# Problem requirements
Please print all of the material below, word for word.

# Records for processing
● ● ● ● ●

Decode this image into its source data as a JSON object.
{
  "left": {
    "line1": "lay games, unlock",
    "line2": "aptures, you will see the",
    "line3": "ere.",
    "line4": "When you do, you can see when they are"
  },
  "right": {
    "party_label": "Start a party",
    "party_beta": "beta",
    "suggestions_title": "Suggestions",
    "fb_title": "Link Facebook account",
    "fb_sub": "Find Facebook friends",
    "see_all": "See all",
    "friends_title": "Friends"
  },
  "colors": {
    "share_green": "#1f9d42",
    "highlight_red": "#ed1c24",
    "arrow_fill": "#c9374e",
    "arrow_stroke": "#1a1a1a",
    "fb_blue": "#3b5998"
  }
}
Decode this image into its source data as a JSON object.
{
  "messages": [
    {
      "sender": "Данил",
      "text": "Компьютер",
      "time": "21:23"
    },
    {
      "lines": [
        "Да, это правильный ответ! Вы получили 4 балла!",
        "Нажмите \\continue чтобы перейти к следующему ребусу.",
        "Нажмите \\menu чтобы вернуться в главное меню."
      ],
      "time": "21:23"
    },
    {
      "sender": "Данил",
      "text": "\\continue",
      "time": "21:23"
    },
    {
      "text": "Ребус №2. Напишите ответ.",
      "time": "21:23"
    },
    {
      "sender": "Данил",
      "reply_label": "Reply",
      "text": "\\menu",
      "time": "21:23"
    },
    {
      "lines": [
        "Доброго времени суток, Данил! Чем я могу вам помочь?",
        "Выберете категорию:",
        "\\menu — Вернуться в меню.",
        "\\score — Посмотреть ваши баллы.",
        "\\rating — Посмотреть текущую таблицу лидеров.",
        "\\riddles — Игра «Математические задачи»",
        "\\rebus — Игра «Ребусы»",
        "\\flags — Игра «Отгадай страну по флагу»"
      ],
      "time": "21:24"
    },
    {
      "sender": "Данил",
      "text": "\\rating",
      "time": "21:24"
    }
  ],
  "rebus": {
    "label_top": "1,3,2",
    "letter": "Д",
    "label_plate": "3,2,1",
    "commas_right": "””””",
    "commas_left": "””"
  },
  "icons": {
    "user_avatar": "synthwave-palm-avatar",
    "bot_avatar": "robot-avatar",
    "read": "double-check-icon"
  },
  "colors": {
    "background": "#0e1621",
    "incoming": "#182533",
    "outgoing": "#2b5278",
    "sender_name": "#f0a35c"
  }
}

● ● ● ● ●

# Full response
Decode this image into its source data as a JSON object.
{
  "left": {
    "line1": "lay games, unlock",
    "line2": "aptures, you will see the",
    "line3": "ere.",
    "line4": "When you do, you can see when they are"
  },
  "right": {
    "party_label": "Start a party",
    "party_beta": "beta",
    "suggestions_title": "Suggestions",
    "fb_title": "Link Facebook account",
    "fb_sub": "Find Facebook friends",
    "see_all": "See all",
    "friends_title": "Friends"
  },
  "colors": {
    "share_green": "#1f9d42",
    "highlight_red": "#ed1c24",
    "arrow_fill": "#c9374e",
    "arrow_stroke": "#1a1a1a",
    "fb_blue": "#3b5998"
  }
}
Decode this image into its source data as a JSON object.
{
  "messages": [
    {
      "sender": "Данил",
      "text": "Компьютер",
      "time": "21:23"
    },
    {
      "lines": [
        "Да, это правильный ответ! Вы получили 4 балла!",
        "Нажмите \\continue чтобы перейти к следующему ребусу.",
        "Нажмите \\menu чтобы вернуться в главное меню."
      ],
      "time": "21:23"
    },
    {
      "sender": "Данил",
      "text": "\\continue",
      "time": "21:23"
    },
    {
      "text": "Ребус №2. Напишите ответ.",
      "time": "21:23"
    },
    {
      "sender": "Данил",
      "reply_label": "Reply",
      "text": "\\menu",
      "time": "21:23"
    },
    {
      "lines": [
        "Доброго времени суток, Данил! Чем я могу вам помочь?",
        "Выберете категорию:",
        "\\menu — Вернуться в меню.",
        "\\score — Посмотреть ваши баллы.",
        "\\rating — Посмотреть текущую таблицу лидеров.",
        "\\riddles — Игра «Математические задачи»",
        "\\rebus — Игра «Ребусы»",
        "\\flags — Игра «Отгадай страну по флагу»"
      ],
      "time": "21:24"
    },
    {
      "sender": "Данил",
      "text": "\\rating",
      "time": "21:24"
    }
  ],
  "rebus": {
    "label_top": "1,3,2",
    "letter": "Д",
    "label_plate": "3,2,1",
    "commas_right": "””””",
    "commas_left": "””"
  },
  "icons": {
    "user_avatar": "synthwave-palm-avatar",
    "bot_avatar": "robot-avatar",
    "read": "double-check-icon"
  },
  "colors": {
    "background": "#0e1621",
    "incoming": "#182533",
    "outgoing": "#2b5278",
    "sender_name": "#f0a35c"
  }
}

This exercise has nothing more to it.